# START OF Entries provided
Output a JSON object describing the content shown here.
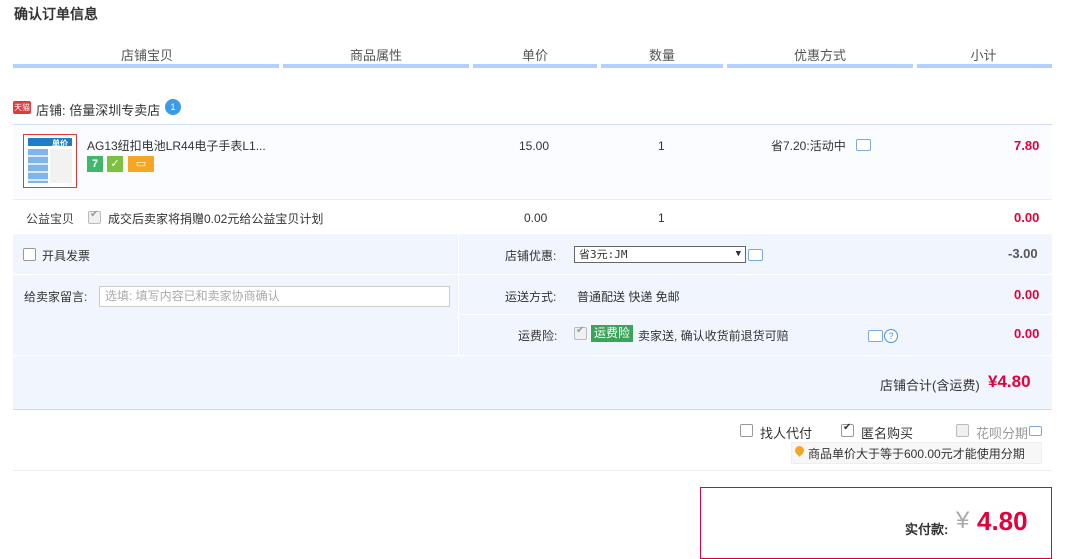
{
  "page_title": "确认订单信息",
  "columns": [
    "店铺宝贝",
    "商品属性",
    "单价",
    "数量",
    "优惠方式",
    "小计"
  ],
  "shop": {
    "badge": "天猫",
    "label": "店铺: 倍量深圳专卖店",
    "wangwang": "1"
  },
  "item": {
    "name": "AG13纽扣电池LR44电子手表L1...",
    "thumb_text": "单价",
    "badge_7": "7",
    "price": "15.00",
    "quantity": "1",
    "discount": "省7.20:活动中",
    "subtotal": "7.80"
  },
  "charity": {
    "label": "公益宝贝",
    "text": "成交后卖家将捐赠0.02元给公益宝贝计划",
    "price": "0.00",
    "quantity": "1",
    "subtotal": "0.00"
  },
  "invoice": {
    "label": "开具发票"
  },
  "shop_discount": {
    "label": "店铺优惠:",
    "selected": "省3元:JM",
    "value": "-3.00"
  },
  "message": {
    "label": "给卖家留言:",
    "placeholder": "选填: 填写内容已和卖家协商确认"
  },
  "shipping": {
    "label": "运送方式:",
    "value": "普通配送 快递 免邮",
    "amount": "0.00"
  },
  "insurance": {
    "label": "运费险:",
    "badge": "运费险",
    "text": "卖家送, 确认收货前退货可赔",
    "amount": "0.00"
  },
  "shop_total": {
    "label": "店铺合计(含运费)",
    "value": "¥4.80"
  },
  "options": {
    "proxy": "找人代付",
    "anonymous": "匿名购买",
    "huabei": "花呗分期",
    "hint": "商品单价大于等于600.00元才能使用分期"
  },
  "payment": {
    "label": "实付款:",
    "currency": "¥",
    "value": "4.80"
  },
  "colors": {
    "accent": "#e4003a",
    "header_line": "#b2d1ff",
    "panel": "#f1f6fe",
    "insurance": "#3aa55a"
  }
}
# END OF Entries provided
Task description
Take every line from the data above that holds "label" and copy it out.

Problem solution
    "label": "店铺: 倍量深圳专卖店",
    "label": "公益宝贝",
    "label": "开具发票"
    "label": "店铺优惠:",
    "label": "给卖家留言:",
    "label": "运送方式:",
    "label": "运费险:",
    "label": "店铺合计(含运费)",
    "label": "实付款:",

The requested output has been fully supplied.